Begin Record extracts

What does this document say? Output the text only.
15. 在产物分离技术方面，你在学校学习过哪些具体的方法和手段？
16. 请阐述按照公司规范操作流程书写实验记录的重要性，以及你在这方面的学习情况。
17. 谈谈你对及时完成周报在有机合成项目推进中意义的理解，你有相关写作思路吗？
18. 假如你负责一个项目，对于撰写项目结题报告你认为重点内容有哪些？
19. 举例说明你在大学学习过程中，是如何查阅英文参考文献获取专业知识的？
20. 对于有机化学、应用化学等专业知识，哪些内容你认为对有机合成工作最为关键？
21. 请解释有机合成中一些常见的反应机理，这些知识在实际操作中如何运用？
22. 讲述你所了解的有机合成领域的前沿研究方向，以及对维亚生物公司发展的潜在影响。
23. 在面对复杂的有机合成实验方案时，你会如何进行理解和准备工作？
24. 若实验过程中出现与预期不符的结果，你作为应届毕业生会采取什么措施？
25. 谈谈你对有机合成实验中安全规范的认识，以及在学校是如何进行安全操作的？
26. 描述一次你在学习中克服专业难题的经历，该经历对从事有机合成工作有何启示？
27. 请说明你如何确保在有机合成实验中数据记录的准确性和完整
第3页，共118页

End Record extracts

• _Set task_: Extract the full listing above without altering anything.

• _Solution to this task_:
What does this document say? Output the text only.
15. 在产物分离技术方面，你在学校学习过哪些具体的方法和手段？
16. 请阐述按照公司规范操作流程书写实验记录的重要性，以及你在这方面的学习情况。
17. 谈谈你对及时完成周报在有机合成项目推进中意义的理解，你有相关写作思路吗？
18. 假如你负责一个项目，对于撰写项目结题报告你认为重点内容有哪些？
19. 举例说明你在大学学习过程中，是如何查阅英文参考文献获取专业知识的？
20. 对于有机化学、应用化学等专业知识，哪些内容你认为对有机合成工作最为关键？
21. 请解释有机合成中一些常见的反应机理，这些知识在实际操作中如何运用？
22. 讲述你所了解的有机合成领域的前沿研究方向，以及对维亚生物公司发展的潜在影响。
23. 在面对复杂的有机合成实验方案时，你会如何进行理解和准备工作？
24. 若实验过程中出现与预期不符的结果，你作为应届毕业生会采取什么措施？
25. 谈谈你对有机合成实验中安全规范的认识，以及在学校是如何进行安全操作的？
26. 描述一次你在学习中克服专业难题的经历，该经历对从事有机合成工作有何启示？
27. 请说明你如何确保在有机合成实验中数据记录的准确性和完整
第3页，共118页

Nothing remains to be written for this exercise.